- _Task_
Rewrite the lines from the start of the records through the line containing "The layer 29 is at (470, 235).", replacing "unfolded" with "flattened" and leaving everything else unchanged.

Dataset excerpts
┄┄┄┄┄┄┄┄┄┄

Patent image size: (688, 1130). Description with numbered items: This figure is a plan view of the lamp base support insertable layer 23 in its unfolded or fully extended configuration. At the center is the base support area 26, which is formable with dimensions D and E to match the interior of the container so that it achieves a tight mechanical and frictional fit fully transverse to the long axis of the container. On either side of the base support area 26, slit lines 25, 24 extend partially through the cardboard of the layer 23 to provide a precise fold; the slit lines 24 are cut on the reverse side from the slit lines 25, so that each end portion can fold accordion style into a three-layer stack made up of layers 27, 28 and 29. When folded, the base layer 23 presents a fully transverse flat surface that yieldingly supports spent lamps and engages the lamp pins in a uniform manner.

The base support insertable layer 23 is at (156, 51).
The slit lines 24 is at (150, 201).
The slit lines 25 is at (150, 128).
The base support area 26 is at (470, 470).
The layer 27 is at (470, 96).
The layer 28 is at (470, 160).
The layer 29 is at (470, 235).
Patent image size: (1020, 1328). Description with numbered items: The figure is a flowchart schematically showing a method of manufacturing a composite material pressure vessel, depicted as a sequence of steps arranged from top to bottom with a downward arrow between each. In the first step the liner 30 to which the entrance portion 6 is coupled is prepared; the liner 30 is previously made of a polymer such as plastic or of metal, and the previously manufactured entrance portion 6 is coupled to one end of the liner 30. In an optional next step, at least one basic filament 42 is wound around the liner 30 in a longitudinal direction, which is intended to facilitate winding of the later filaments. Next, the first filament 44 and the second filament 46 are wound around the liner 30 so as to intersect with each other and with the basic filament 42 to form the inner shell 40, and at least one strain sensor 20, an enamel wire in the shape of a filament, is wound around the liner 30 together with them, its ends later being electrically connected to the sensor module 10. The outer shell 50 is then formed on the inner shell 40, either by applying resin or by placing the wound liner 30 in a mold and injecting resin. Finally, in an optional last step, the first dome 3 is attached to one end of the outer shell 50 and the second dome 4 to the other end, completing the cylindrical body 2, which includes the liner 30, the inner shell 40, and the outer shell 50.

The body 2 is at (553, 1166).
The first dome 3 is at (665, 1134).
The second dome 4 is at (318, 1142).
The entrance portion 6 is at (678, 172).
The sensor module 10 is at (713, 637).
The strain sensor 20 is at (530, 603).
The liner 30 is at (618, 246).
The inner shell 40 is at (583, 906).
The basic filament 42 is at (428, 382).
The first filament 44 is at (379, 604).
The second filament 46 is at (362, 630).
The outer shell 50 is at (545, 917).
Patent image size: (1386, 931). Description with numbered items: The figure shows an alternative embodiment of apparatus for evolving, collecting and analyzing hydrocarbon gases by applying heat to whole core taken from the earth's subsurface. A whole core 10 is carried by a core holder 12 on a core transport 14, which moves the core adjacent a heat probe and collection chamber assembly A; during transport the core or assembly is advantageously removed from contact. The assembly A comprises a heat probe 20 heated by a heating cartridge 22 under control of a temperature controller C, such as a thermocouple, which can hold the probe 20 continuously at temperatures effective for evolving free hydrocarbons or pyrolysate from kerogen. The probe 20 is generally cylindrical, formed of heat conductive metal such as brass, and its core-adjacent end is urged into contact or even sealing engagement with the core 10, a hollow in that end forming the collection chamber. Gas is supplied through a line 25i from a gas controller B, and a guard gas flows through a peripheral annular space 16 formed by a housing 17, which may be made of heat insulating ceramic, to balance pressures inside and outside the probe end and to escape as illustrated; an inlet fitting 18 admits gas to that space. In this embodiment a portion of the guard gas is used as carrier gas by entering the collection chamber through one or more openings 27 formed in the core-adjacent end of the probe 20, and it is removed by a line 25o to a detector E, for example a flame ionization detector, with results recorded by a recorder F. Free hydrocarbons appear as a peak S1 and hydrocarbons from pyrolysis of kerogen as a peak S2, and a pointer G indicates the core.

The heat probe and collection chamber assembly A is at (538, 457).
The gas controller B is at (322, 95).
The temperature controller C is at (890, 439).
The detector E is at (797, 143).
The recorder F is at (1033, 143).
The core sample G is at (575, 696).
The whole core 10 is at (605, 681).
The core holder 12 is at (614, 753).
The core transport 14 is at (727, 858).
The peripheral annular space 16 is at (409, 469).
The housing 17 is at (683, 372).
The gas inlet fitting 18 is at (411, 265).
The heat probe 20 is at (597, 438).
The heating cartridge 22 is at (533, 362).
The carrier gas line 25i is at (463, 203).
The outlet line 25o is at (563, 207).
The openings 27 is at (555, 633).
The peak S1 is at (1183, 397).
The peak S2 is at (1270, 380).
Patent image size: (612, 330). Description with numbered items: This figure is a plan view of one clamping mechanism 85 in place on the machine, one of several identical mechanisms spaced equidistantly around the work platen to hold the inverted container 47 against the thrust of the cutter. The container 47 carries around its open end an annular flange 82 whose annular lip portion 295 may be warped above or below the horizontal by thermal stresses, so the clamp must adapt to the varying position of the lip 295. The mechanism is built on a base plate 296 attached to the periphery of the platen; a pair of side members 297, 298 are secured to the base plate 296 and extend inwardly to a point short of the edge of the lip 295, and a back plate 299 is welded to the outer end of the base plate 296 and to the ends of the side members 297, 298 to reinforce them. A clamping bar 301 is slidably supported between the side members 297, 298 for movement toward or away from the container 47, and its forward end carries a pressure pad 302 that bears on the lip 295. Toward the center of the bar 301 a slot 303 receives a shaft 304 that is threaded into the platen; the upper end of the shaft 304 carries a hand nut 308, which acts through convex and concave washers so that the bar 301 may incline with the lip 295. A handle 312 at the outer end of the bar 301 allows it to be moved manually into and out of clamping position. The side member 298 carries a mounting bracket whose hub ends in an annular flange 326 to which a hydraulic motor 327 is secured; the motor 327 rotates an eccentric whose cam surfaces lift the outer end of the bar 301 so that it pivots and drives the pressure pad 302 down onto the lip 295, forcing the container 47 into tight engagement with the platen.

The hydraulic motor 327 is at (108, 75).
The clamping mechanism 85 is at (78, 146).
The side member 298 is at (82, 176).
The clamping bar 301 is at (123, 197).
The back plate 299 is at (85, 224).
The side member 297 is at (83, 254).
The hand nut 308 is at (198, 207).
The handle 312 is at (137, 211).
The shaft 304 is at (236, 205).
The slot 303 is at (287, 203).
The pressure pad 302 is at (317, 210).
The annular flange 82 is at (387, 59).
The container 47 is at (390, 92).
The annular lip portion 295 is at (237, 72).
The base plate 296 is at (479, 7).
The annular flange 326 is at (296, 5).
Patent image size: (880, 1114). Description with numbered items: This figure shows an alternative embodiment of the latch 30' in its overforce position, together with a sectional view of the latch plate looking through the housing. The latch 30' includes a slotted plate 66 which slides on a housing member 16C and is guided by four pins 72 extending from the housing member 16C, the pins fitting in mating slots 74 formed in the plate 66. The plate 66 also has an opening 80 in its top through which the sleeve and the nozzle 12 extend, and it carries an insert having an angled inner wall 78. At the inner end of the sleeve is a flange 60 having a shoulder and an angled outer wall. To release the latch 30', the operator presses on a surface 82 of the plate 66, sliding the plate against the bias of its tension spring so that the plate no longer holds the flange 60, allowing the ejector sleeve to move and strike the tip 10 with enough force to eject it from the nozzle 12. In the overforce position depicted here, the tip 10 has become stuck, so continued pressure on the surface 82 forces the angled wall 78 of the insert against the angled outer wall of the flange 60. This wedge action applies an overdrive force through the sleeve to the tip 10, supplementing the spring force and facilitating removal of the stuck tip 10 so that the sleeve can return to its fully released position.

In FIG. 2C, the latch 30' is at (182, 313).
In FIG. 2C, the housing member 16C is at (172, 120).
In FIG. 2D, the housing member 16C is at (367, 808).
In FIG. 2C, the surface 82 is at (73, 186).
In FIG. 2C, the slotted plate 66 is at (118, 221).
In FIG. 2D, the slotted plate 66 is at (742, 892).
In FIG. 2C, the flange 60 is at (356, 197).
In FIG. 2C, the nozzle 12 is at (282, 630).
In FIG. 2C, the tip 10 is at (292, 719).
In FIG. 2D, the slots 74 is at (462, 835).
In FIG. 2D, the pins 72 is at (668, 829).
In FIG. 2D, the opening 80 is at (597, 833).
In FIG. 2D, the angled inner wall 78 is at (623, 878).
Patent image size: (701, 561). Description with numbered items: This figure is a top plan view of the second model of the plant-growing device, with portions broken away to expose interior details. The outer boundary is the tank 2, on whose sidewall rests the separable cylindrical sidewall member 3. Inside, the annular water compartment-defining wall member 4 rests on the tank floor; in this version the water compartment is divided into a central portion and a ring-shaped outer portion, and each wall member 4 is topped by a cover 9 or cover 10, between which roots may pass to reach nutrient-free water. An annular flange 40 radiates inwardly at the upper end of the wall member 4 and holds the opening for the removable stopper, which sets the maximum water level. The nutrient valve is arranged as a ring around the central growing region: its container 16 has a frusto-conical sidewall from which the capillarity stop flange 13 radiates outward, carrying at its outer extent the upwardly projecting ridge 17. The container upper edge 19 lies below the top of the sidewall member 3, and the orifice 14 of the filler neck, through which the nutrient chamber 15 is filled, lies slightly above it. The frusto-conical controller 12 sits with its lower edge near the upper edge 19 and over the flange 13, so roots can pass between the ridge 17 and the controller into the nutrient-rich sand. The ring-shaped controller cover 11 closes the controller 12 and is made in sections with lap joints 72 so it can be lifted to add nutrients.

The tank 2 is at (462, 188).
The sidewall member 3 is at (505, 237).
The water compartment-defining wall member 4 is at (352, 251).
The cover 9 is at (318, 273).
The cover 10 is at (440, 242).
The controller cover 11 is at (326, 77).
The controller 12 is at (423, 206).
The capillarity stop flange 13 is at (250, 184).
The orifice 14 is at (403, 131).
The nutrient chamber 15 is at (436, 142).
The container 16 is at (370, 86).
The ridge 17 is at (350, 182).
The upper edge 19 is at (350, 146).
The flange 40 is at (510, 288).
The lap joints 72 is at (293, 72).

┄┄┄┄┄┄┄┄┄┄

- _Output of the task_
Patent image size: (688, 1130). Description with numbered items: This figure is a plan view of the lamp base support insertable layer 23 in its flattened or fully extended configuration. At the center is the base support area 26, which is formable with dimensions D and E to match the interior of the container so that it achieves a tight mechanical and frictional fit fully transverse to the long axis of the container. On either side of the base support area 26, slit lines 25, 24 extend partially through the cardboard of the layer 23 to provide a precise fold; the slit lines 24 are cut on the reverse side from the slit lines 25, so that each end portion can fold accordion style into a three-layer stack made up of layers 27, 28 and 29. When folded, the base layer 23 presents a fully transverse flat surface that yieldingly supports spent lamps and engages the lamp pins in a uniform manner.

The base support insertable layer 23 is at (156, 51).
The slit lines 24 is at (150, 201).
The slit lines 25 is at (150, 128).
The base support area 26 is at (470, 470).
The layer 27 is at (470, 96).
The layer 28 is at (470, 160).
The layer 29 is at (470, 235).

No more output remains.